Data excerpts

##########

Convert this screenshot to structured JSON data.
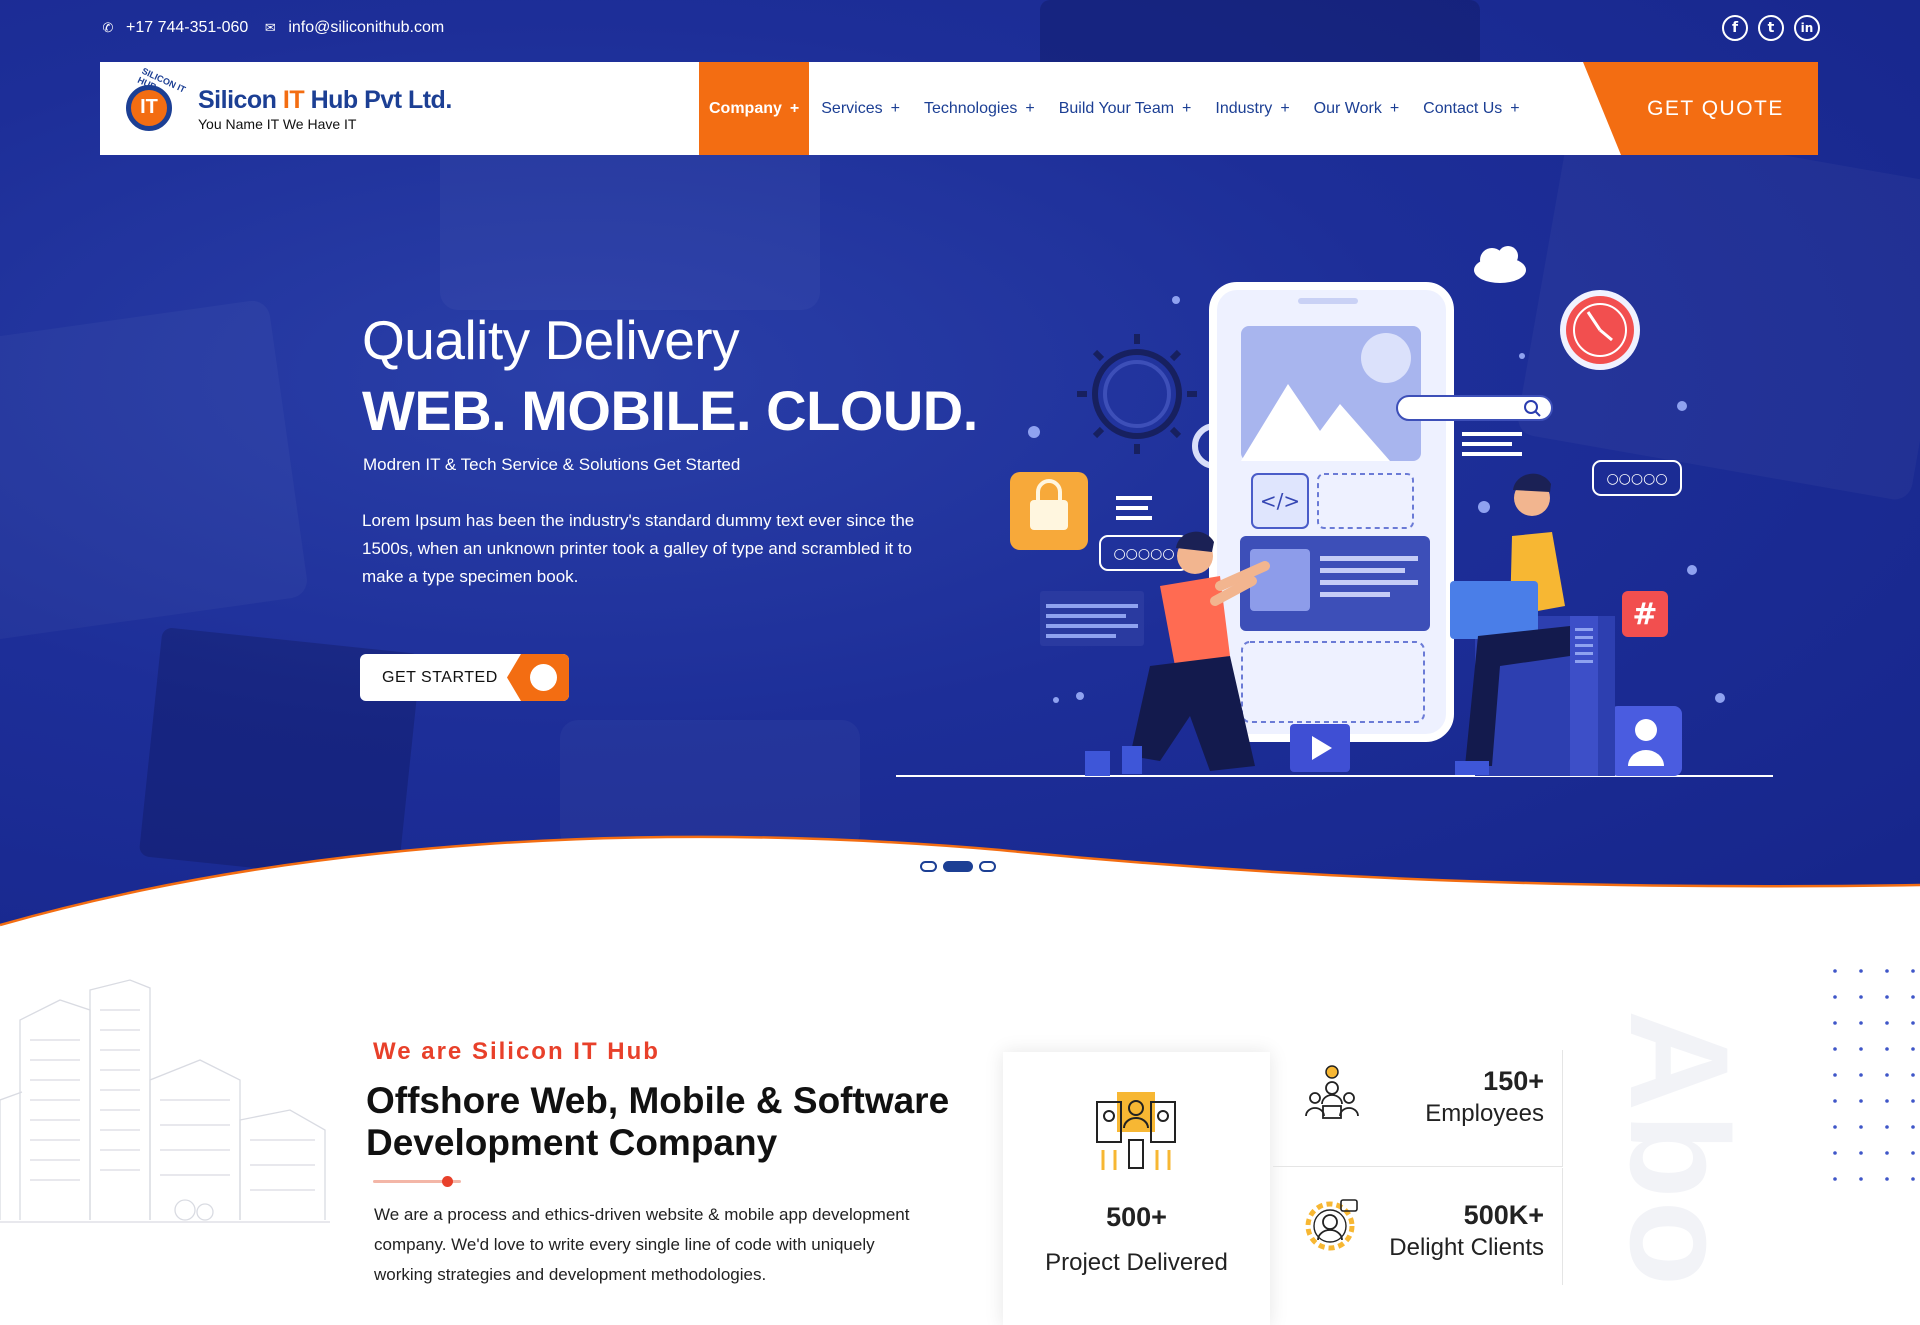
{
  "topbar": {
    "phone": "+17 744-351-060",
    "email": "info@siliconithub.com",
    "social_facebook": "f",
    "social_tumblr": "t",
    "social_linkedin": "in"
  },
  "brand": {
    "logo_mark_text": "IT",
    "logo_arc_text": "SILICON IT HUB",
    "name_part1": "Silicon ",
    "name_part2": "IT",
    "name_part3": " Hub Pvt Ltd.",
    "tagline": "You Name IT We Have IT"
  },
  "nav": {
    "items": [
      {
        "label": "Company",
        "plus": "+"
      },
      {
        "label": "Services",
        "plus": "+"
      },
      {
        "label": "Technologies",
        "plus": "+"
      },
      {
        "label": "Build Your Team",
        "plus": "+"
      },
      {
        "label": "Industry",
        "plus": "+"
      },
      {
        "label": "Our Work",
        "plus": "+"
      },
      {
        "label": "Contact Us",
        "plus": "+"
      }
    ],
    "quote_label": "GET QUOTE"
  },
  "hero": {
    "title": "Quality Delivery",
    "headline": "WEB. MOBILE. CLOUD.",
    "subtitle": "Modren IT & Tech Service & Solutions Get Started",
    "description": " Lorem Ipsum has been the industry's standard dummy text ever since the 1500s, when an unknown printer took a galley of type and scrambled it to make a type specimen book.",
    "cta_label": "GET STARTED",
    "slider_active_index": 1,
    "slider_count": 3
  },
  "about": {
    "kicker": "We are Silicon IT Hub",
    "title": "Offshore Web, Mobile & Software Development Company",
    "text": "We are a process and ethics-driven website & mobile app development company. We'd love to write every single line of code with uniquely working strategies and development methodologies.",
    "watermark": "Abo"
  },
  "stats": {
    "projects": {
      "num": "500+",
      "label": "Project Delivered"
    },
    "employees": {
      "num": "150+",
      "label": "Employees"
    },
    "clients": {
      "num": "500K+",
      "label": "Delight Clients"
    }
  },
  "colors": {
    "brand_blue": "#1c3f94",
    "accent_orange": "#f36d12",
    "hero_blue": "#1d2e98",
    "kicker_red": "#e8402a"
  }
}
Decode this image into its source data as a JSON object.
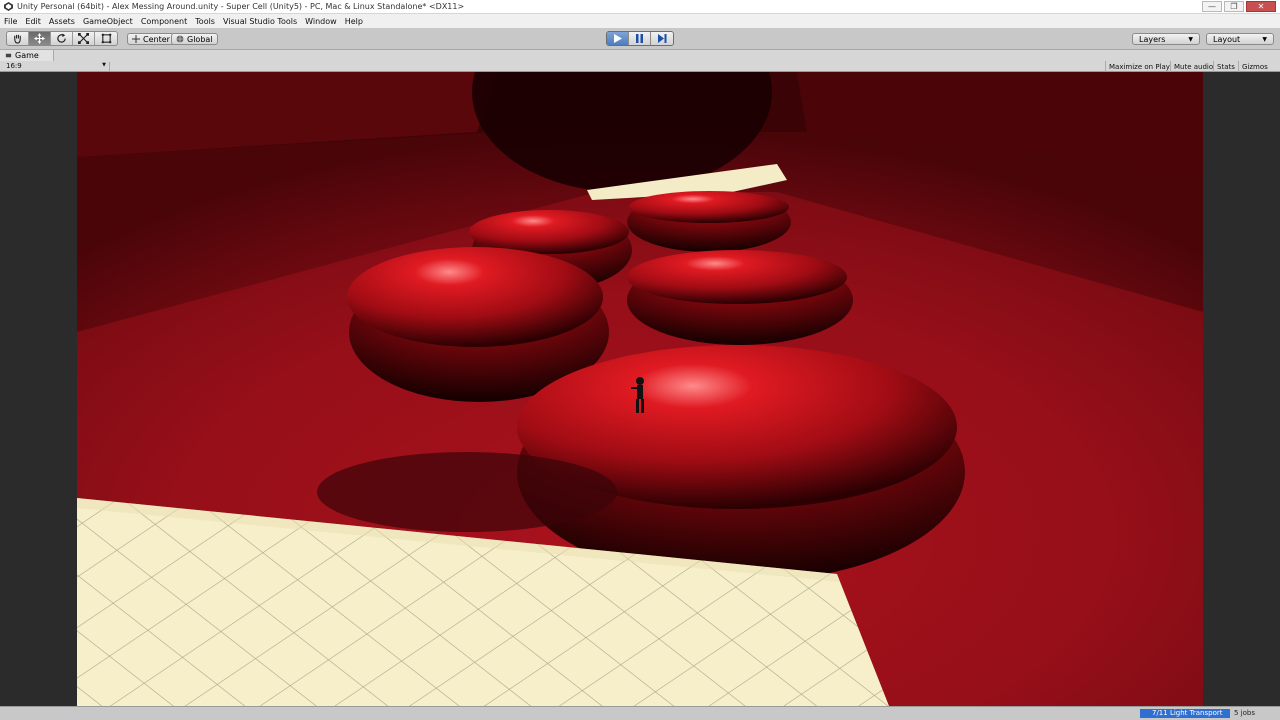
{
  "window": {
    "title": "Unity Personal (64bit) - Alex Messing Around.unity - Super Cell (Unity5) - PC, Mac & Linux Standalone* <DX11>",
    "minimize": "—",
    "restore": "❐",
    "close": "✕"
  },
  "menu": [
    "File",
    "Edit",
    "Assets",
    "GameObject",
    "Component",
    "Tools",
    "Visual Studio Tools",
    "Window",
    "Help"
  ],
  "toolbar": {
    "tools": [
      "hand-tool-icon",
      "move-tool-icon",
      "rotate-tool-icon",
      "scale-tool-icon",
      "rect-tool-icon"
    ],
    "active_tool": 1,
    "pivot_mode": "Center",
    "pivot_rotation": "Global",
    "play_state": "playing",
    "layers": "Layers",
    "layout": "Layout"
  },
  "game": {
    "tab_label": "Game",
    "aspect": "16:9",
    "maximize_on_play": "Maximize on Play",
    "mute_audio": "Mute audio",
    "stats": "Stats",
    "gizmos": "Gizmos"
  },
  "status": {
    "progress": "7/11 Light Transport",
    "jobs": "5 jobs",
    "progress_value": 0.64
  },
  "colors": {
    "floor_red": "#8a0d16",
    "cell_red": "#c1121b",
    "platform_cream": "#f7efc9",
    "play_blue": "#4d7cc0"
  }
}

##########

Task to complete: Omit the pictures, then output the rest of the listing exactly.

Correct answer:
Convert this screenshot to structured JSON data.
{
  "topbar": {
    "phone": "+17 744-351-060",
    "email": "info@siliconithub.com",
    "social_facebook": "f",
    "social_tumblr": "t",
    "social_linkedin": "in"
  },
  "brand": {
    "logo_mark_text": "IT",
    "logo_arc_text": "SILICON IT HUB",
    "name_part1": "Silicon ",
    "name_part2": "IT",
    "name_part3": " Hub Pvt Ltd.",
    "tagline": "You Name IT We Have IT"
  },
  "nav": {
    "items": [
      {
        "label": "Company",
        "plus": "+"
      },
      {
        "label": "Services",
        "plus": "+"
      },
      {
        "label": "Technologies",
        "plus": "+"
      },
      {
        "label": "Build Your Team",
        "plus": "+"
      },
      {
        "label": "Industry",
        "plus": "+"
      },
      {
        "label": "Our Work",
        "plus": "+"
      },
      {
        "label": "Contact Us",
        "plus": "+"
      }
    ],
    "quote_label": "GET QUOTE"
  },
  "hero": {
    "title": "Quality Delivery",
    "headline": "WEB. MOBILE. CLOUD.",
    "subtitle": "Modren IT & Tech Service & Solutions Get Started",
    "description": " Lorem Ipsum has been the industry's standard dummy text ever since the 1500s, when an unknown printer took a galley of type and scrambled it to make a type specimen book.",
    "cta_label": "GET STARTED",
    "slider_active_index": 1,
    "slider_count": 3
  },
  "about": {
    "kicker": "We are Silicon IT Hub",
    "title": "Offshore Web, Mobile & Software Development Company",
    "text": "We are a process and ethics-driven website & mobile app development company. We'd love to write every single line of code with uniquely working strategies and development methodologies.",
    "watermark": "Abo"
  },
  "stats": {
    "projects": {
      "num": "500+",
      "label": "Project Delivered"
    },
    "employees": {
      "num": "150+",
      "label": "Employees"
    },
    "clients": {
      "num": "500K+",
      "label": "Delight Clients"
    }
  },
  "colors": {
    "brand_blue": "#1c3f94",
    "accent_orange": "#f36d12",
    "hero_blue": "#1d2e98",
    "kicker_red": "#e8402a"
  }
}
Decode this image into its source data as a JSON object.
{
  "window": {
    "title": "Unity Personal (64bit) - Alex Messing Around.unity - Super Cell (Unity5) - PC, Mac & Linux Standalone* <DX11>",
    "minimize": "—",
    "restore": "❐",
    "close": "✕"
  },
  "menu": [
    "File",
    "Edit",
    "Assets",
    "GameObject",
    "Component",
    "Tools",
    "Visual Studio Tools",
    "Window",
    "Help"
  ],
  "toolbar": {
    "tools": [
      "hand-tool-icon",
      "move-tool-icon",
      "rotate-tool-icon",
      "scale-tool-icon",
      "rect-tool-icon"
    ],
    "active_tool": 1,
    "pivot_mode": "Center",
    "pivot_rotation": "Global",
    "play_state": "playing",
    "layers": "Layers",
    "layout": "Layout"
  },
  "game": {
    "tab_label": "Game",
    "aspect": "16:9",
    "maximize_on_play": "Maximize on Play",
    "mute_audio": "Mute audio",
    "stats": "Stats",
    "gizmos": "Gizmos"
  },
  "status": {
    "progress": "7/11 Light Transport",
    "jobs": "5 jobs",
    "progress_value": 0.64
  },
  "colors": {
    "floor_red": "#8a0d16",
    "cell_red": "#c1121b",
    "platform_cream": "#f7efc9",
    "play_blue": "#4d7cc0"
  }
}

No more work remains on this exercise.